== 题目 ==
自记录开头起至含有“placeholder-text: Image (288, 798, 432, 854)”的那一行止（首尾两行均包括在内），将其中的“Localize”更新为“Locate”，其余内容一概不变，然后写出这些行。答案中不必包含图片。

== 记录内容 ==
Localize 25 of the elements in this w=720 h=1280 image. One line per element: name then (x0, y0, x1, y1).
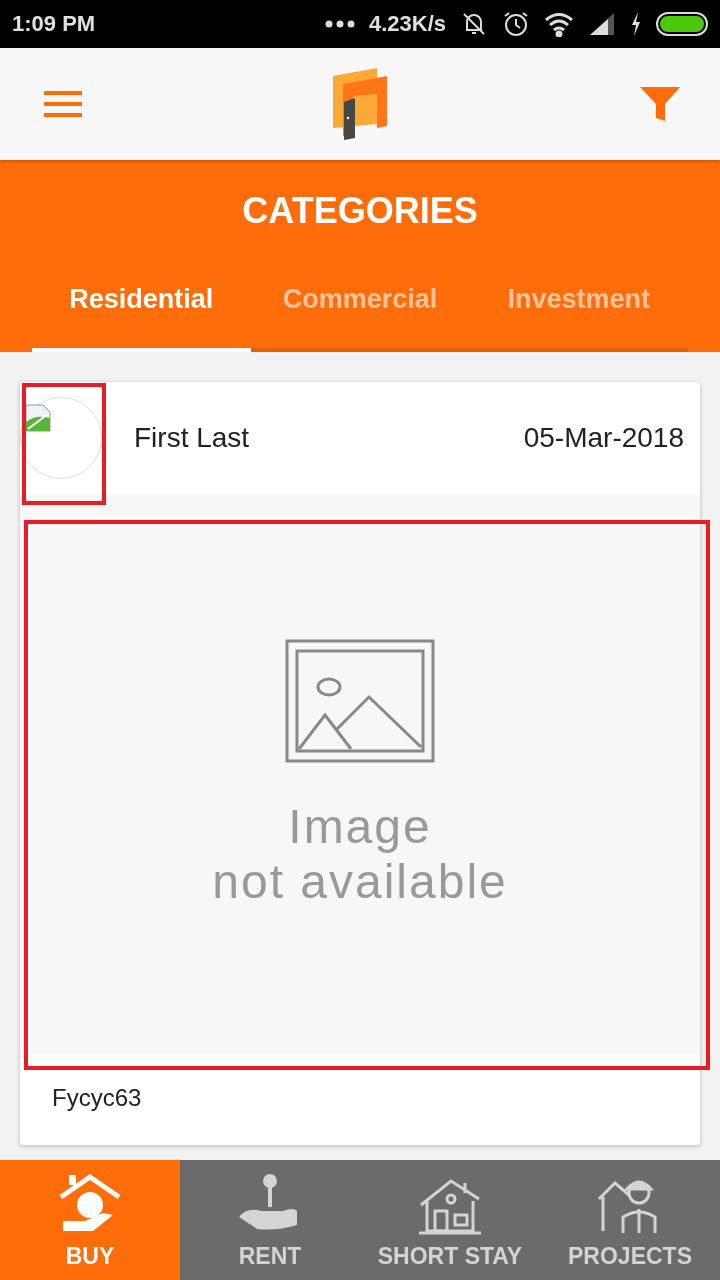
nav-tab[interactable]: PROJECTS (540, 1160, 720, 1280)
status-time: 1:09 PM (12, 11, 97, 37)
category-tab[interactable]: Commercial (250, 264, 470, 352)
charging-icon (630, 12, 642, 36)
placeholder-text: Image (288, 798, 432, 854)
nav-tab[interactable]: SHORT STAY (360, 1160, 540, 1280)
network-speed: 4.23K/s (368, 11, 446, 37)
category-tab[interactable]: Residential (32, 264, 251, 352)
category-tab[interactable]: Investment (469, 264, 688, 352)
image-icon (285, 638, 435, 763)
signal-icon (588, 13, 616, 35)
placeholder-text: not available (212, 854, 508, 910)
menu-icon[interactable] (44, 91, 82, 117)
author-name: First Last (134, 422, 251, 454)
post-date: 05-Mar-2018 (523, 422, 684, 454)
alarm-icon (502, 10, 530, 38)
filter-icon[interactable] (640, 87, 680, 121)
post-caption: Fycyc63 (51, 1083, 143, 1112)
broken-image-icon (25, 404, 51, 432)
battery-icon (656, 12, 708, 36)
wifi-icon (544, 11, 574, 37)
nav-tab[interactable]: RENT (180, 1160, 360, 1280)
more-dots-icon (324, 20, 355, 28)
page-title: CATEGORIES (242, 190, 478, 233)
nav-tab[interactable]: BUY (0, 1160, 180, 1280)
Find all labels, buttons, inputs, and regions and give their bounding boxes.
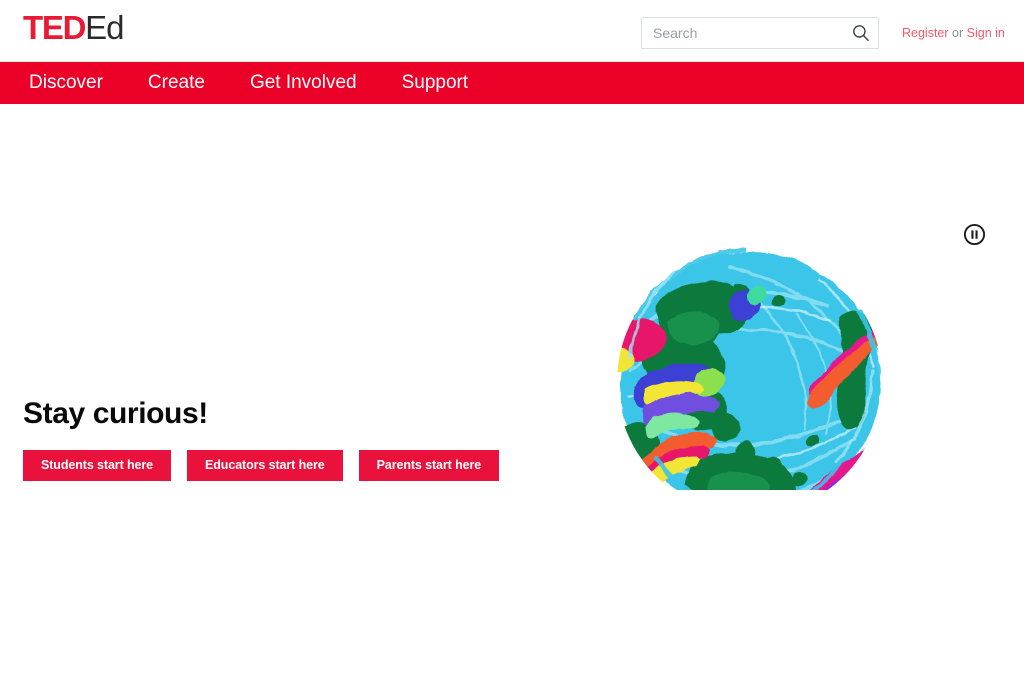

== 参考解答 ==
Locate 25 of the elements in this w=720 h=1280 image. One line per element: name then (x0, y0, x1, y1).
nav-tab[interactable]: PROJECTS (540, 1160, 720, 1280)
status-time: 1:09 PM (12, 11, 97, 37)
category-tab[interactable]: Commercial (250, 264, 470, 352)
charging-icon (630, 12, 642, 36)
placeholder-text: Image (288, 798, 432, 854)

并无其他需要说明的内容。